#### Texto fuente ####
MacGregor recuerda y destaca, sin embargo, que en ningún momento de su emocionada alocución el presidente francés aludió a la condición de templo católico del monumento incendiado. Una omisión nada casual por parte del jefe del Estado de la “muy laica” República de Francia. Y es que la solemne proclama de unidad de Macron ante la desgracia por el siniestro vino a mostrar “el gran poder de la tradición” para la nación vecina, pero también “la dificultad de Francia a la hora de reconocer el hecho de que la religión es una parte importante de la comunidad”.
####
Ejercicio:
Retoma el fragmento sobre la alocución de Macron y prosíguelo a partir de su última oración.
#### Datos proporcionados ####
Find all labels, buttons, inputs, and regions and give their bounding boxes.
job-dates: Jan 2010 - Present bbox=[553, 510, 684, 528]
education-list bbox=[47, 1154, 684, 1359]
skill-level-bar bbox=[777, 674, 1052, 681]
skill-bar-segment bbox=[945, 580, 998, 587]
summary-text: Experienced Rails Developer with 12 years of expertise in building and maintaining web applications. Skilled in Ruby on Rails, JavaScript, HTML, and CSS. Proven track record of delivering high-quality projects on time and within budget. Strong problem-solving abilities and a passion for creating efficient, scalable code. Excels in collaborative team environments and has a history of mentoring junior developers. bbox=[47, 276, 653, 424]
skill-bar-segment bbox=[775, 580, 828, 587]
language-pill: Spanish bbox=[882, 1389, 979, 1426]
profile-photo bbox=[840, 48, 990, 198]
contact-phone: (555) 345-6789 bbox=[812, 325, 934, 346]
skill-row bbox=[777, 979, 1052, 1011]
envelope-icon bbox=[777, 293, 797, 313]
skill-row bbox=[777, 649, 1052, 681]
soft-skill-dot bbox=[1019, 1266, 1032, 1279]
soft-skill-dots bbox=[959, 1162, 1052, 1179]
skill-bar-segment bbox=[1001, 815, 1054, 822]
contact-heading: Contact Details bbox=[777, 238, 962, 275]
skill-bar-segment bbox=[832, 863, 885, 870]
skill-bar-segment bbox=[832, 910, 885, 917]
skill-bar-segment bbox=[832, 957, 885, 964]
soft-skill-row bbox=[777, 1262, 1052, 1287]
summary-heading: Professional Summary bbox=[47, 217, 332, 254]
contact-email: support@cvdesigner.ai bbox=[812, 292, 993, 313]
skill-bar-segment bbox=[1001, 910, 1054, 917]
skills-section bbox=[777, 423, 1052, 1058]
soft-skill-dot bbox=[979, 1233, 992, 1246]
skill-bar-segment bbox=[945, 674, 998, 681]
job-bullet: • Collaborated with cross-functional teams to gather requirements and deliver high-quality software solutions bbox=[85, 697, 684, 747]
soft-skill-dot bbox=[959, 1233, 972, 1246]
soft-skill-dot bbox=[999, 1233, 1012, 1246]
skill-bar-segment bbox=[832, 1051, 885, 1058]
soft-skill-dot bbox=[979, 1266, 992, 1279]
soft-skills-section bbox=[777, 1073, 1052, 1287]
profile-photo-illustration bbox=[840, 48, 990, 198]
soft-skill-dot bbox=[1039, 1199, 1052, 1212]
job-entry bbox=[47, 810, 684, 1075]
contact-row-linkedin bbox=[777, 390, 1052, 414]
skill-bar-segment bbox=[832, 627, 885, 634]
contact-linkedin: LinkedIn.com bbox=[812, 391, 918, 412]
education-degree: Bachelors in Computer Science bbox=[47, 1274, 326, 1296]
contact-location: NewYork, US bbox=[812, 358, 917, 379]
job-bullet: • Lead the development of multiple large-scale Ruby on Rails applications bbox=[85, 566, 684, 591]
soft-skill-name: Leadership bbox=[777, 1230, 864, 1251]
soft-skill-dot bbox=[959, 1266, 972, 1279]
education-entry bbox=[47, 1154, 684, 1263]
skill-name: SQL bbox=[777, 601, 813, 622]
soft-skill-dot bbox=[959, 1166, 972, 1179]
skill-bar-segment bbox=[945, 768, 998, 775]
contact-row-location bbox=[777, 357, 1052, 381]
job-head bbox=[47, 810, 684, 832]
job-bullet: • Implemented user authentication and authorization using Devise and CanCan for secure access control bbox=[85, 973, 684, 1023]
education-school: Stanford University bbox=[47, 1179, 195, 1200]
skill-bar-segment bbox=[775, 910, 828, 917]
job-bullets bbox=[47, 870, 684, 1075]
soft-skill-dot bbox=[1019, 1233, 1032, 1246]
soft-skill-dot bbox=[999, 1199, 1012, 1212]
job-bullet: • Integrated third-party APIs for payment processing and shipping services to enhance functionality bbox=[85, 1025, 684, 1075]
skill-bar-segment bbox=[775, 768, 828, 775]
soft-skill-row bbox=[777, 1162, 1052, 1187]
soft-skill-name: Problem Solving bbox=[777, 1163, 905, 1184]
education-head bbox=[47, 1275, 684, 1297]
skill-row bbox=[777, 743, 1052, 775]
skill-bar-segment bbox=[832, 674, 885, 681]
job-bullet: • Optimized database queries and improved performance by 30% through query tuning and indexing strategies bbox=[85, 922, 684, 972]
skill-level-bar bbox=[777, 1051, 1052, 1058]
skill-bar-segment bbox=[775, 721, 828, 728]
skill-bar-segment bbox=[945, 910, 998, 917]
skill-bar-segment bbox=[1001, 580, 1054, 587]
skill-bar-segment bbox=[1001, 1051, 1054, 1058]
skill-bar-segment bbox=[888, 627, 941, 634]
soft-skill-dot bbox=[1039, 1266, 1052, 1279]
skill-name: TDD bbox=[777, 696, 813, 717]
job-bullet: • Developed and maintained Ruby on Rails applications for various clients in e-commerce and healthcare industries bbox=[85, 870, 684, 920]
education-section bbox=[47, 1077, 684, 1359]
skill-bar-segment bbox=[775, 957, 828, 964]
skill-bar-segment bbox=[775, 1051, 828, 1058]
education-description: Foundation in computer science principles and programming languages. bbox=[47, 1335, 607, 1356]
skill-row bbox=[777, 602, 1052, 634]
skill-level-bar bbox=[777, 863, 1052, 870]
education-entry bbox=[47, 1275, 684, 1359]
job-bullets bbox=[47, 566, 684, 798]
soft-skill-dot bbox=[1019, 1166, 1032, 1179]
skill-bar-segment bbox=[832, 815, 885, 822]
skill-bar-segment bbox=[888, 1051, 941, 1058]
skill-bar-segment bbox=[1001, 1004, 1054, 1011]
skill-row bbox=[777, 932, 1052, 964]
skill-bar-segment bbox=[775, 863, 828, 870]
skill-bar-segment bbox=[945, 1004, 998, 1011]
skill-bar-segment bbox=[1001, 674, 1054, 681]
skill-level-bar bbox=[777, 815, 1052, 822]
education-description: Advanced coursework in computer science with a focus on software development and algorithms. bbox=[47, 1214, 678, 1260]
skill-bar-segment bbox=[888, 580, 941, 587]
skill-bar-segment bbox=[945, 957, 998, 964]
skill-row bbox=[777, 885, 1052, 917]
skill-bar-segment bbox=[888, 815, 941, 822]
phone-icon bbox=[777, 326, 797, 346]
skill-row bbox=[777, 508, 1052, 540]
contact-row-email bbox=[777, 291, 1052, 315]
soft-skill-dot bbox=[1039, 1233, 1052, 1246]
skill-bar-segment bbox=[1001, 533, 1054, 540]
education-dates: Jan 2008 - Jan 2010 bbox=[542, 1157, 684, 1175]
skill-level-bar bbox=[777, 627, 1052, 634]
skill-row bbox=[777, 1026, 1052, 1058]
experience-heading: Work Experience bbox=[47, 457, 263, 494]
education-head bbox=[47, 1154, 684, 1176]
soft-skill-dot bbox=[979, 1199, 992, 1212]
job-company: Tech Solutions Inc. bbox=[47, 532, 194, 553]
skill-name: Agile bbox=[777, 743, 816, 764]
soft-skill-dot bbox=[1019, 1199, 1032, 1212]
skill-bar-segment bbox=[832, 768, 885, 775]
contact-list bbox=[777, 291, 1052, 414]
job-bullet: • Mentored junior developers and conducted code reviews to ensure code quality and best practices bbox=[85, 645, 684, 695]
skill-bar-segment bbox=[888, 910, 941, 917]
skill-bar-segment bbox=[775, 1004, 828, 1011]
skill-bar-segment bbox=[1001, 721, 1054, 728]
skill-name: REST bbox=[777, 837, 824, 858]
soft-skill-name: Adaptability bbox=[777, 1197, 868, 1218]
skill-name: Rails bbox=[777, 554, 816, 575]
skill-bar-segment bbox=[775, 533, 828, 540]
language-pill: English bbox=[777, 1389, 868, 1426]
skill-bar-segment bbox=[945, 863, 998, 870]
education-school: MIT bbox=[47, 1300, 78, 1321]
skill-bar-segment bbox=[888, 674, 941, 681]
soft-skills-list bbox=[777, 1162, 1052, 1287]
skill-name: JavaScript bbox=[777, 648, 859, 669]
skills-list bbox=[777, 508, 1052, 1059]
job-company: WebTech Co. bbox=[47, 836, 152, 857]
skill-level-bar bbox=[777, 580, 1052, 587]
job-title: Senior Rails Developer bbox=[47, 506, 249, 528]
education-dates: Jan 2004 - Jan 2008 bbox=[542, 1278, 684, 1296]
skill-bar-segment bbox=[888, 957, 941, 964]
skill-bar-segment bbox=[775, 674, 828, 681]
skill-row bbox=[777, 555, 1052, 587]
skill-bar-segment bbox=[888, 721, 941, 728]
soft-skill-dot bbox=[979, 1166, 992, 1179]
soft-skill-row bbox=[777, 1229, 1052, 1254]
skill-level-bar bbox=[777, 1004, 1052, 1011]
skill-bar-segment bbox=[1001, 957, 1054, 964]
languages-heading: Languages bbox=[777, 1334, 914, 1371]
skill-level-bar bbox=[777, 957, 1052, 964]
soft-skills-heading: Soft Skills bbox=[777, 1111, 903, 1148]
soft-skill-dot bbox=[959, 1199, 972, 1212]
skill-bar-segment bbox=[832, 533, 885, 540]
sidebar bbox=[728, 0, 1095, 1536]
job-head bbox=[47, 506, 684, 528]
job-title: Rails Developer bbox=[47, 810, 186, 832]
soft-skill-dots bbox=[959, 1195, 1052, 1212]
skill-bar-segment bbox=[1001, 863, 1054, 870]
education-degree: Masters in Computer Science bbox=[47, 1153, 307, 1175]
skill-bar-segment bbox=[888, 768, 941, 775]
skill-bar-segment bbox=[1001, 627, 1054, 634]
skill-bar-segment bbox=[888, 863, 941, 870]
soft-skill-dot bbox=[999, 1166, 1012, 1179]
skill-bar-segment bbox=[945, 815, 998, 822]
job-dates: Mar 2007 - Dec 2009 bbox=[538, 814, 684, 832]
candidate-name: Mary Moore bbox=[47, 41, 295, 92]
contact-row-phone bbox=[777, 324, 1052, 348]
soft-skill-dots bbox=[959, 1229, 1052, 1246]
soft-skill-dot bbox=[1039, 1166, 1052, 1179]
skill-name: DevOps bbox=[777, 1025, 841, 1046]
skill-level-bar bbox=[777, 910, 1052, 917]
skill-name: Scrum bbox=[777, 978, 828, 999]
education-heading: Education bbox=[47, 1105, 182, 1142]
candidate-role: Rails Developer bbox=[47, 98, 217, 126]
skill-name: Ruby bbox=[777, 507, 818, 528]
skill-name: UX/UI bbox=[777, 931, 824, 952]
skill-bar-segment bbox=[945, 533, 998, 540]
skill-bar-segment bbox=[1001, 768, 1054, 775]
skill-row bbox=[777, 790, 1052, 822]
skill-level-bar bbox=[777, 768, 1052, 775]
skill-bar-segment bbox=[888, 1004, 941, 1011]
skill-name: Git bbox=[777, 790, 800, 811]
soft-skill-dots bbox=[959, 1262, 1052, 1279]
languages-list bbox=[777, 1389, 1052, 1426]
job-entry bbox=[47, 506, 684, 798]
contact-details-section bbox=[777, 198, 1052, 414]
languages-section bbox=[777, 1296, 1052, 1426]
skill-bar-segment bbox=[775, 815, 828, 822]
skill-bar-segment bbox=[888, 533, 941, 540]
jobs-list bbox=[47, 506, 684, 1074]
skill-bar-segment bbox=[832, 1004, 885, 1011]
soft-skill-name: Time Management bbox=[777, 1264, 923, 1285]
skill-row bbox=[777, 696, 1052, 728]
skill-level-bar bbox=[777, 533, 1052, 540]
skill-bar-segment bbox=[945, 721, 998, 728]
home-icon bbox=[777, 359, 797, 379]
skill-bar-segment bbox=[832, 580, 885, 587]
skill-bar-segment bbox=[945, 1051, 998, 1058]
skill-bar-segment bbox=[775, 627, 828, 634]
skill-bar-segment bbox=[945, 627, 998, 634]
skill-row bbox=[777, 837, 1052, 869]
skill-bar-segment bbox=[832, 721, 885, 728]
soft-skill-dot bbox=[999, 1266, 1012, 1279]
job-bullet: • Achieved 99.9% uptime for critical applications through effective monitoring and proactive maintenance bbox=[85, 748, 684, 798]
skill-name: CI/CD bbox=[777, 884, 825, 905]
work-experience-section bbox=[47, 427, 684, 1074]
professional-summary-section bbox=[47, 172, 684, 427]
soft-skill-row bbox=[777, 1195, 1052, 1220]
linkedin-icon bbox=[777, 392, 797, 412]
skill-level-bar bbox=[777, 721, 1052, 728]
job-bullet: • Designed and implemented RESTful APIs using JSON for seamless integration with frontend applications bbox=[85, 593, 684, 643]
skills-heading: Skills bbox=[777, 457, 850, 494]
####
Ejercicio resuelto:
En su libro, MacGregor se refiere con ironía al follón que en ese mismo país se montó cuando, días después de los atentados en Niza en julio del 2016, las autoridades locales de varias poblaciones de la Costa Azul prohibieron el uso de determinados bañadores que atentaban “contra las buenas costumbres”… y el laicismo. “El problema no estaba en aquellas mujeres que llevaban muy poca ropa sino en las que portaban demasiada”. El escritor se refiere por supuesto al burkini, desterrado aquel verano de las playas de Cannes o Saint-Jean-Cap-Ferrat en tanto que “manifestación ostentosa de pertenencia religiosa”.
A finales de agosto de ese año, el Consejo de Estado galo determinó que el burkini no constituía una amenaza para el orden público. Pero hoy es el día en que el burka sigue prohibido en todo el país, el estimar su Gobierno que “el hecho de ser ciudadano francés y a la vez miembro visible de una comunidad religiosa minoritaria amenaza la identidad del Estado”, dice MacGregor.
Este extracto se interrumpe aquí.